§ Work to complete
All entries should be output exactly as they stand.
◆ ◆ ◆ ◆
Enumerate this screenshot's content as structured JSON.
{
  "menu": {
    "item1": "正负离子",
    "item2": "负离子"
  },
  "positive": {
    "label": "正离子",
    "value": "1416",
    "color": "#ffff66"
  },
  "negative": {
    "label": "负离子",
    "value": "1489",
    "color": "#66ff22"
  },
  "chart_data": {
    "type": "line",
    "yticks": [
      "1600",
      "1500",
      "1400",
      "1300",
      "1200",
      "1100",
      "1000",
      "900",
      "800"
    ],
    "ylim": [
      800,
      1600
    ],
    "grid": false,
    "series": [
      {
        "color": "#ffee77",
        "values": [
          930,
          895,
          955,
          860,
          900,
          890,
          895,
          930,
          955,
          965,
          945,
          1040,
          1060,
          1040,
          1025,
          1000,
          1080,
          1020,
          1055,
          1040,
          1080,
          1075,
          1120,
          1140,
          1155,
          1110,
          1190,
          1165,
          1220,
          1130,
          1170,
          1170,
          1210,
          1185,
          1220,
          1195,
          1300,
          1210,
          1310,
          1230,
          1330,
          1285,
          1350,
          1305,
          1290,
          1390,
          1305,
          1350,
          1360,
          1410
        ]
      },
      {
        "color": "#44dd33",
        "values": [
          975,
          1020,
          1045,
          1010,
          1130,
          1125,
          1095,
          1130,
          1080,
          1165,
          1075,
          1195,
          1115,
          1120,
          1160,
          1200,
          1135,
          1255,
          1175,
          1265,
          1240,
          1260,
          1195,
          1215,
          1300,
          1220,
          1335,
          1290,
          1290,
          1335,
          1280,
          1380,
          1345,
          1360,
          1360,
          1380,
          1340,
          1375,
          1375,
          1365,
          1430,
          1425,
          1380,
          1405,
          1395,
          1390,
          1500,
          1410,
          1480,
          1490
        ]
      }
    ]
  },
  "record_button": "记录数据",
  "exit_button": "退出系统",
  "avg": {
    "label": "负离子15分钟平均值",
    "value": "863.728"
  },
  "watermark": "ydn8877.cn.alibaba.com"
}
◆ ◆ ◆ ◆
§ Solution to the exercise
Enumerate this screenshot's content as structured JSON.
{
  "menu": {
    "item1": "正负离子",
    "item2": "负离子"
  },
  "positive": {
    "label": "正离子",
    "value": "1416",
    "color": "#ffff66"
  },
  "negative": {
    "label": "负离子",
    "value": "1489",
    "color": "#66ff22"
  },
  "chart_data": {
    "type": "line",
    "yticks": [
      "1600",
      "1500",
      "1400",
      "1300",
      "1200",
      "1100",
      "1000",
      "900",
      "800"
    ],
    "ylim": [
      800,
      1600
    ],
    "grid": false,
    "series": [
      {
        "color": "#ffee77",
        "values": [
          930,
          895,
          955,
          860,
          900,
          890,
          895,
          930,
          955,
          965,
          945,
          1040,
          1060,
          1040,
          1025,
          1000,
          1080,
          1020,
          1055,
          1040,
          1080,
          1075,
          1120,
          1140,
          1155,
          1110,
          1190,
          1165,
          1220,
          1130,
          1170,
          1170,
          1210,
          1185,
          1220,
          1195,
          1300,
          1210,
          1310,
          1230,
          1330,
          1285,
          1350,
          1305,
          1290,
          1390,
          1305,
          1350,
          1360,
          1410
        ]
      },
      {
        "color": "#44dd33",
        "values": [
          975,
          1020,
          1045,
          1010,
          1130,
          1125,
          1095,
          1130,
          1080,
          1165,
          1075,
          1195,
          1115,
          1120,
          1160,
          1200,
          1135,
          1255,
          1175,
          1265,
          1240,
          1260,
          1195,
          1215,
          1300,
          1220,
          1335,
          1290,
          1290,
          1335,
          1280,
          1380,
          1345,
          1360,
          1360,
          1380,
          1340,
          1375,
          1375,
          1365,
          1430,
          1425,
          1380,
          1405,
          1395,
          1390,
          1500,
          1410,
          1480,
          1490
        ]
      }
    ]
  },
  "record_button": "记录数据",
  "exit_button": "退出系统",
  "avg": {
    "label": "负离子15分钟平均值",
    "value": "863.728"
  },
  "watermark": "ydn8877.cn.alibaba.com"
}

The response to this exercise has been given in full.